What you should do: Report only the number of lines that hold the word "strike".

(Figure record extracts)
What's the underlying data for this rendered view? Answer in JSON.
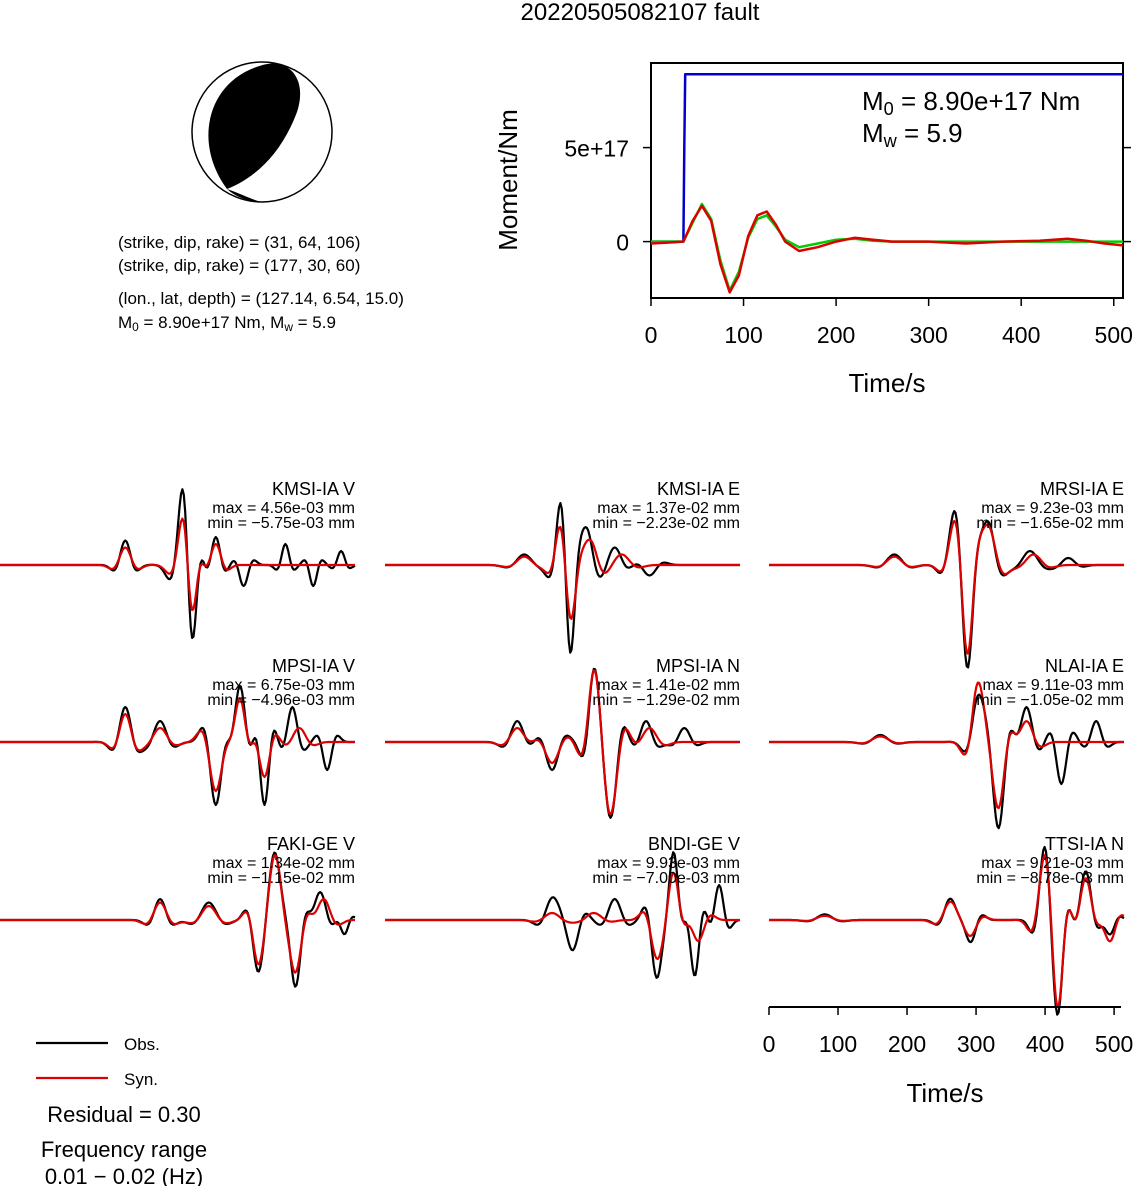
{
  "title": "20220505082107 fault",
  "beachball": {
    "planes": [
      "(strike, dip, rake) = (31, 64, 106)",
      "(strike, dip, rake) = (177, 30, 60)"
    ],
    "location": "(lon., lat, depth) = (127.14, 6.54, 15.0)",
    "moment_line_a": "M",
    "moment_line_sub": "0",
    "moment_line_b": " = 8.90e+17 Nm, M",
    "moment_line_sub2": "w",
    "moment_line_c": " = 5.9"
  },
  "chart_data": [
    {
      "type": "line",
      "name": "moment-rate",
      "xlabel": "Time/s",
      "ylabel": "Moment/Nm",
      "xlim": [
        0,
        510
      ],
      "ylim": [
        -3e+17,
        9.5e+17
      ],
      "xticks": [
        0,
        100,
        200,
        300,
        400,
        500
      ],
      "yticks": [
        {
          "value": 0,
          "label": "0"
        },
        {
          "value": 5e+17,
          "label": "5e+17"
        }
      ],
      "annotation_m0": {
        "a": "M",
        "sub": "0",
        "b": " = 8.90e+17 Nm"
      },
      "annotation_mw": {
        "a": "M",
        "sub": "w",
        "b": " = 5.9"
      },
      "series": [
        {
          "color": "#0000cc",
          "x": [
            0,
            35,
            36,
            37,
            38,
            510
          ],
          "y": [
            0,
            0,
            5e+17,
            8.9e+17,
            8.9e+17,
            8.9e+17
          ]
        },
        {
          "color": "#00cc00",
          "x": [
            0,
            20,
            35,
            45,
            55,
            65,
            75,
            85,
            95,
            105,
            115,
            125,
            135,
            145,
            160,
            180,
            200,
            220,
            240,
            260,
            300,
            340,
            380,
            420,
            460,
            510
          ],
          "y": [
            0,
            0,
            0,
            1e+17,
            2e+17,
            1.2e+17,
            -1e+17,
            -2.6e+17,
            -1.6e+17,
            2e+16,
            1.2e+17,
            1.4e+17,
            8e+16,
            1e+16,
            -3e+16,
            -1e+16,
            1e+16,
            1.5e+16,
            5000000000000000.0,
            0,
            0,
            0,
            0,
            0,
            0,
            0
          ]
        },
        {
          "color": "#dd0000",
          "x": [
            0,
            20,
            35,
            45,
            55,
            65,
            75,
            85,
            95,
            105,
            115,
            125,
            135,
            145,
            160,
            180,
            200,
            220,
            240,
            260,
            300,
            340,
            380,
            420,
            450,
            470,
            490,
            510
          ],
          "y": [
            -1e+16,
            -5000000000000000.0,
            0,
            1.1e+17,
            1.9e+17,
            1.1e+17,
            -1.2e+17,
            -2.7e+17,
            -1.8e+17,
            3e+16,
            1.4e+17,
            1.6e+17,
            9e+16,
            0,
            -5e+16,
            -3e+16,
            0,
            2e+16,
            1e+16,
            0,
            0,
            -1e+16,
            0,
            5000000000000000.0,
            1.5e+16,
            5000000000000000.0,
            -1e+16,
            -2e+16
          ]
        }
      ]
    },
    {
      "type": "line",
      "name": "waveforms",
      "xlabel": "Time/s",
      "xlim": [
        0,
        510
      ],
      "xticks": [
        0,
        100,
        200,
        300,
        400,
        500
      ],
      "legend": [
        "Obs.",
        "Syn."
      ],
      "residual": "Residual = 0.30",
      "freq_title": "Frequency range",
      "freq_range": "0.01 − 0.02 (Hz)",
      "stations": [
        {
          "name": "KMSI-IA V",
          "max": "max = 4.56e-03 mm",
          "min": "min = −5.75e-03 mm",
          "obs": [
            {
              "t": 180,
              "a": 0.35,
              "w": 16
            },
            {
              "t": 265,
              "a": 0.9,
              "w": 20
            },
            {
              "t": 275,
              "a": -1.3,
              "w": 14
            },
            {
              "t": 310,
              "a": 0.4,
              "w": 14
            },
            {
              "t": 350,
              "a": -0.3,
              "w": 14
            },
            {
              "t": 410,
              "a": 0.3,
              "w": 12
            },
            {
              "t": 450,
              "a": -0.3,
              "w": 12
            },
            {
              "t": 490,
              "a": 0.2,
              "w": 12
            }
          ],
          "syn": [
            {
              "t": 180,
              "a": 0.25,
              "w": 18
            },
            {
              "t": 265,
              "a": 0.55,
              "w": 20
            },
            {
              "t": 275,
              "a": -0.8,
              "w": 14
            },
            {
              "t": 310,
              "a": 0.3,
              "w": 16
            }
          ]
        },
        {
          "name": "KMSI-IA E",
          "max": "max = 1.37e-02 mm",
          "min": "min = −2.23e-02 mm",
          "obs": [
            {
              "t": 200,
              "a": 0.15,
              "w": 24
            },
            {
              "t": 255,
              "a": 0.7,
              "w": 18
            },
            {
              "t": 265,
              "a": -1.3,
              "w": 14
            },
            {
              "t": 290,
              "a": 0.5,
              "w": 18
            },
            {
              "t": 330,
              "a": 0.25,
              "w": 20
            },
            {
              "t": 380,
              "a": -0.15,
              "w": 20
            }
          ],
          "syn": [
            {
              "t": 200,
              "a": 0.12,
              "w": 24
            },
            {
              "t": 255,
              "a": 0.5,
              "w": 18
            },
            {
              "t": 265,
              "a": -0.8,
              "w": 16
            },
            {
              "t": 295,
              "a": 0.35,
              "w": 20
            },
            {
              "t": 340,
              "a": 0.15,
              "w": 24
            }
          ]
        },
        {
          "name": "MRSI-IA E",
          "max": "max = 9.23e-03 mm",
          "min": "min = −1.65e-02 mm",
          "obs": [
            {
              "t": 180,
              "a": 0.15,
              "w": 24
            },
            {
              "t": 265,
              "a": 0.5,
              "w": 18
            },
            {
              "t": 285,
              "a": -1.3,
              "w": 16
            },
            {
              "t": 315,
              "a": 0.6,
              "w": 20
            },
            {
              "t": 375,
              "a": 0.2,
              "w": 24
            },
            {
              "t": 430,
              "a": 0.1,
              "w": 20
            }
          ],
          "syn": [
            {
              "t": 180,
              "a": 0.12,
              "w": 24
            },
            {
              "t": 265,
              "a": 0.4,
              "w": 18
            },
            {
              "t": 285,
              "a": -1.1,
              "w": 16
            },
            {
              "t": 315,
              "a": 0.55,
              "w": 22
            },
            {
              "t": 380,
              "a": 0.15,
              "w": 24
            }
          ]
        },
        {
          "name": "MPSI-IA V",
          "max": "max = 6.75e-03 mm",
          "min": "min = −4.96e-03 mm",
          "obs": [
            {
              "t": 180,
              "a": 0.5,
              "w": 18
            },
            {
              "t": 230,
              "a": 0.3,
              "w": 20
            },
            {
              "t": 310,
              "a": -0.9,
              "w": 18
            },
            {
              "t": 345,
              "a": 0.8,
              "w": 16
            },
            {
              "t": 380,
              "a": -0.9,
              "w": 14
            },
            {
              "t": 420,
              "a": 0.5,
              "w": 16
            },
            {
              "t": 470,
              "a": -0.4,
              "w": 14
            }
          ],
          "syn": [
            {
              "t": 180,
              "a": 0.4,
              "w": 18
            },
            {
              "t": 230,
              "a": 0.2,
              "w": 22
            },
            {
              "t": 310,
              "a": -0.7,
              "w": 20
            },
            {
              "t": 345,
              "a": 0.6,
              "w": 16
            },
            {
              "t": 380,
              "a": -0.5,
              "w": 16
            },
            {
              "t": 430,
              "a": 0.2,
              "w": 20
            }
          ]
        },
        {
          "name": "MPSI-IA N",
          "max": "max = 1.41e-02 mm",
          "min": "min = −1.29e-02 mm",
          "obs": [
            {
              "t": 190,
              "a": 0.3,
              "w": 20
            },
            {
              "t": 240,
              "a": -0.4,
              "w": 20
            },
            {
              "t": 300,
              "a": 0.9,
              "w": 16
            },
            {
              "t": 325,
              "a": -1.0,
              "w": 18
            },
            {
              "t": 375,
              "a": 0.3,
              "w": 18
            },
            {
              "t": 430,
              "a": 0.2,
              "w": 18
            }
          ],
          "syn": [
            {
              "t": 190,
              "a": 0.2,
              "w": 22
            },
            {
              "t": 240,
              "a": -0.3,
              "w": 22
            },
            {
              "t": 300,
              "a": 0.85,
              "w": 18
            },
            {
              "t": 325,
              "a": -0.9,
              "w": 20
            },
            {
              "t": 380,
              "a": 0.2,
              "w": 22
            }
          ]
        },
        {
          "name": "NLAI-IA E",
          "max": "max = 9.11e-03 mm",
          "min": "min = −1.05e-02 mm",
          "obs": [
            {
              "t": 160,
              "a": 0.1,
              "w": 24
            },
            {
              "t": 300,
              "a": 0.6,
              "w": 18
            },
            {
              "t": 330,
              "a": -1.2,
              "w": 18
            },
            {
              "t": 370,
              "a": 0.5,
              "w": 18
            },
            {
              "t": 420,
              "a": -0.6,
              "w": 16
            },
            {
              "t": 470,
              "a": 0.3,
              "w": 16
            }
          ],
          "syn": [
            {
              "t": 160,
              "a": 0.08,
              "w": 26
            },
            {
              "t": 300,
              "a": 0.8,
              "w": 18
            },
            {
              "t": 330,
              "a": -0.9,
              "w": 18
            },
            {
              "t": 370,
              "a": 0.3,
              "w": 20
            }
          ]
        },
        {
          "name": "FAKI-GE V",
          "max": "max = 1.34e-02 mm",
          "min": "min = −1.15e-02 mm",
          "obs": [
            {
              "t": 230,
              "a": 0.3,
              "w": 18
            },
            {
              "t": 300,
              "a": 0.25,
              "w": 24
            },
            {
              "t": 370,
              "a": -0.6,
              "w": 16
            },
            {
              "t": 395,
              "a": 0.9,
              "w": 18
            },
            {
              "t": 425,
              "a": -0.9,
              "w": 16
            },
            {
              "t": 460,
              "a": 0.4,
              "w": 18
            },
            {
              "t": 495,
              "a": -0.2,
              "w": 12
            }
          ],
          "syn": [
            {
              "t": 230,
              "a": 0.25,
              "w": 20
            },
            {
              "t": 300,
              "a": 0.2,
              "w": 24
            },
            {
              "t": 370,
              "a": -0.5,
              "w": 16
            },
            {
              "t": 395,
              "a": 0.85,
              "w": 18
            },
            {
              "t": 425,
              "a": -0.7,
              "w": 18
            },
            {
              "t": 465,
              "a": 0.3,
              "w": 20
            }
          ]
        },
        {
          "name": "BNDI-GE V",
          "max": "max = 9.93e-03 mm",
          "min": "min = −7.00e-03 mm",
          "obs": [
            {
              "t": 240,
              "a": 0.3,
              "w": 20
            },
            {
              "t": 270,
              "a": -0.4,
              "w": 18
            },
            {
              "t": 330,
              "a": 0.3,
              "w": 20
            },
            {
              "t": 390,
              "a": -0.8,
              "w": 16
            },
            {
              "t": 415,
              "a": 0.9,
              "w": 14
            },
            {
              "t": 445,
              "a": -0.8,
              "w": 14
            },
            {
              "t": 480,
              "a": 0.5,
              "w": 14
            }
          ],
          "syn": [
            {
              "t": 240,
              "a": 0.1,
              "w": 24
            },
            {
              "t": 300,
              "a": 0.1,
              "w": 24
            },
            {
              "t": 390,
              "a": -0.5,
              "w": 18
            },
            {
              "t": 415,
              "a": 0.6,
              "w": 16
            },
            {
              "t": 450,
              "a": -0.3,
              "w": 18
            }
          ]
        },
        {
          "name": "TTSI-IA N",
          "max": "max = 9.21e-03 mm",
          "min": "min = −8.78e-03 mm",
          "obs": [
            {
              "t": 80,
              "a": 0.08,
              "w": 24
            },
            {
              "t": 260,
              "a": 0.3,
              "w": 18
            },
            {
              "t": 290,
              "a": -0.3,
              "w": 16
            },
            {
              "t": 395,
              "a": 0.8,
              "w": 16
            },
            {
              "t": 415,
              "a": -1.2,
              "w": 16
            },
            {
              "t": 455,
              "a": 0.7,
              "w": 18
            },
            {
              "t": 490,
              "a": -0.2,
              "w": 14
            }
          ],
          "syn": [
            {
              "t": 80,
              "a": 0.06,
              "w": 26
            },
            {
              "t": 260,
              "a": 0.25,
              "w": 20
            },
            {
              "t": 290,
              "a": -0.2,
              "w": 18
            },
            {
              "t": 395,
              "a": 0.7,
              "w": 18
            },
            {
              "t": 415,
              "a": -1.1,
              "w": 16
            },
            {
              "t": 455,
              "a": 0.6,
              "w": 18
            },
            {
              "t": 490,
              "a": -0.3,
              "w": 16
            }
          ]
        }
      ]
    }
  ]
}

Written response: 2